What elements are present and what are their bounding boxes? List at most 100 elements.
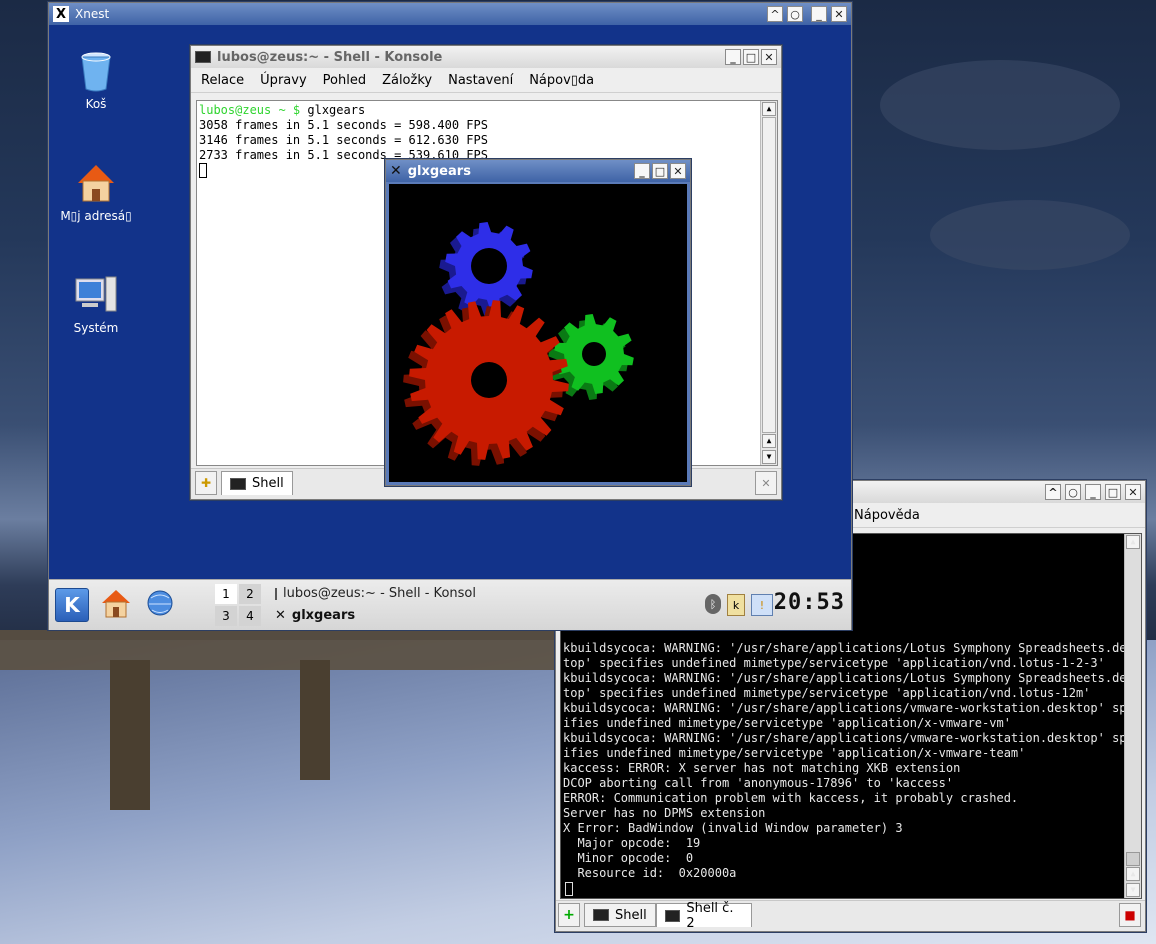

────

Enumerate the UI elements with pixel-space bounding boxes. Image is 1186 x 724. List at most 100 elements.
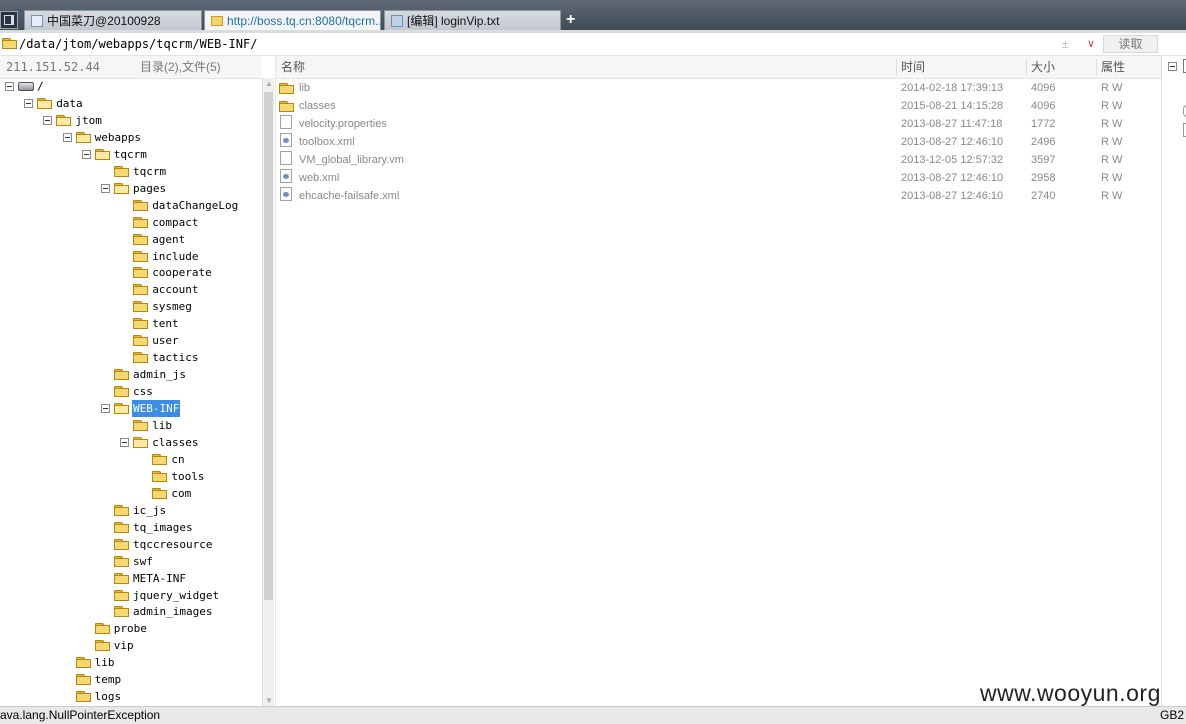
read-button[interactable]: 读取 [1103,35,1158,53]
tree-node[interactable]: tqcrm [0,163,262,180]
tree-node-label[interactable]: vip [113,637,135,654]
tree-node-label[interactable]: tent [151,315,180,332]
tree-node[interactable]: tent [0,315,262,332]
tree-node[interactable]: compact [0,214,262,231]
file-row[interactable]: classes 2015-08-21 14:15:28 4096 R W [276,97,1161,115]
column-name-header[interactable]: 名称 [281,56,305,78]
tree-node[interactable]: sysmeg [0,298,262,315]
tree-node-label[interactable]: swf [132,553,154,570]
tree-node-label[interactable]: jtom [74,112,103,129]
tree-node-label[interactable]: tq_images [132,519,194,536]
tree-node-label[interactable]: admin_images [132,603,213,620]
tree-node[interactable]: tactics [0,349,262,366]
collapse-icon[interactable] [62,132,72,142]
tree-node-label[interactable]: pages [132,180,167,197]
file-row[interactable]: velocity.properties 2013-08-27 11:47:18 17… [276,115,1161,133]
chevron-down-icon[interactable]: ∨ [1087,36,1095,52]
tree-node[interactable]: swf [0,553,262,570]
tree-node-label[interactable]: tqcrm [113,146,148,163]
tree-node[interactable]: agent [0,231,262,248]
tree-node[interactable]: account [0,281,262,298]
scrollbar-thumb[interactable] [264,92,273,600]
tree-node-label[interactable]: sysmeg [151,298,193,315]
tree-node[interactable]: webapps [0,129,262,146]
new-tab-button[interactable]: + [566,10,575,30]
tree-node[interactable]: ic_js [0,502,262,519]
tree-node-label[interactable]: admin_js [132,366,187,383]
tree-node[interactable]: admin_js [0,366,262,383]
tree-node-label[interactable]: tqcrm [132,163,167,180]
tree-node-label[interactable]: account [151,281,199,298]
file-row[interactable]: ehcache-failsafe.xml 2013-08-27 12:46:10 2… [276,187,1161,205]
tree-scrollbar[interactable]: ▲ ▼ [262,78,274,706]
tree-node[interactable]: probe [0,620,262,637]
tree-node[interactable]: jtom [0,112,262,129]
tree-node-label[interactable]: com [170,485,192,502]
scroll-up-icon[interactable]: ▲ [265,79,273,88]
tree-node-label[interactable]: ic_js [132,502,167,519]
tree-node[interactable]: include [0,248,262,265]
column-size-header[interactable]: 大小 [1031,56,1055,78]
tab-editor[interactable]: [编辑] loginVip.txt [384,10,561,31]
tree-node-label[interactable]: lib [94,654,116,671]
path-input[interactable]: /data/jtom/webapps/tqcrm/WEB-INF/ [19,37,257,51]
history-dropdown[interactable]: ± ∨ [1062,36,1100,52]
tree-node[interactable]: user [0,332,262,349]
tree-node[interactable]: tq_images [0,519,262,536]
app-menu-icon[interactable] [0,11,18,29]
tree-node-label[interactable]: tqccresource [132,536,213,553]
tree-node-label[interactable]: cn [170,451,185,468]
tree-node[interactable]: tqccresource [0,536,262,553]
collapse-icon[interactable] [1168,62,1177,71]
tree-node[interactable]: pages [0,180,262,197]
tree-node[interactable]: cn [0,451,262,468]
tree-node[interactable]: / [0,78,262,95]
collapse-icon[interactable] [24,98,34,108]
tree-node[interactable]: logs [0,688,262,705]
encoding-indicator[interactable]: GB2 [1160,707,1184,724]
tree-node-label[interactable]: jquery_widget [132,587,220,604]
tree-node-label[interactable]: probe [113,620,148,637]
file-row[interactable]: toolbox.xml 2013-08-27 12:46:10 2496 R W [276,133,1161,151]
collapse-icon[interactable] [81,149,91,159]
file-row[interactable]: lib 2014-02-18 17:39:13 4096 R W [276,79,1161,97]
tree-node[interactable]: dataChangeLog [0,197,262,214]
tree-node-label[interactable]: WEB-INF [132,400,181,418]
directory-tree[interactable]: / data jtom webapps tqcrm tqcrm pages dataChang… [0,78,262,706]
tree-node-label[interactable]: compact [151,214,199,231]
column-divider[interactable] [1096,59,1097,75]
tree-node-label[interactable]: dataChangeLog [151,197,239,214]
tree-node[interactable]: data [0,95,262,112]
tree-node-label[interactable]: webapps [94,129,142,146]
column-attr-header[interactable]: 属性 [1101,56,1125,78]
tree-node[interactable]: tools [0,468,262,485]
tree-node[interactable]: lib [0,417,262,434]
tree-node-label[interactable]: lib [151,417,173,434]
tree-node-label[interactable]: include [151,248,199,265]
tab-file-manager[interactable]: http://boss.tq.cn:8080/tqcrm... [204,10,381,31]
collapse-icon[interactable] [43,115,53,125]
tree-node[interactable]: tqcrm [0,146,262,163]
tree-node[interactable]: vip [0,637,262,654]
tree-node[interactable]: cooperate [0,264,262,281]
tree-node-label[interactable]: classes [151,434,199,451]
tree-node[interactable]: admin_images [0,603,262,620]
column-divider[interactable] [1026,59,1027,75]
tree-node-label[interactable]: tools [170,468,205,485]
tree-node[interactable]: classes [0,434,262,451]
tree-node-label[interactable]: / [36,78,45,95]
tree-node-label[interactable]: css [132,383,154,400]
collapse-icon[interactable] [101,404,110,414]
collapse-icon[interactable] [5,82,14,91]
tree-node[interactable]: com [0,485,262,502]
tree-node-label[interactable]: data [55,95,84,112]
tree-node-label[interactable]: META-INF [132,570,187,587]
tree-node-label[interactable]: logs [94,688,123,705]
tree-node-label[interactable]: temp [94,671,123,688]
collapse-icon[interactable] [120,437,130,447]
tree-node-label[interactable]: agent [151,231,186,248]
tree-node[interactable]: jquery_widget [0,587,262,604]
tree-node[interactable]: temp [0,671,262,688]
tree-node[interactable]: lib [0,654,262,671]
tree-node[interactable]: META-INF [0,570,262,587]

────

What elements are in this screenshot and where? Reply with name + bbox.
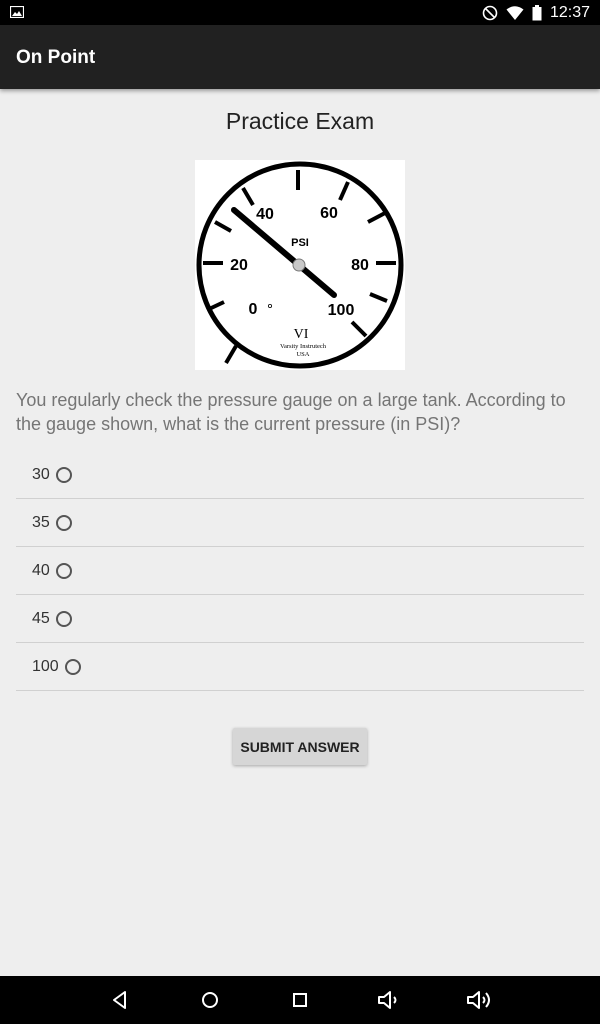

────

* TASK STATEMENT *
Which lines in the data above contain the word "most"? Pick out each of them, treating uppercase and lowercase as different.

* TASK ANSWER *
What elements are present and what are their bounding boxes? List at most 100 elements.
Enumerate the UI elements with pixel-space bounding boxes. Image is 1186 x 724. List at most 100 elements.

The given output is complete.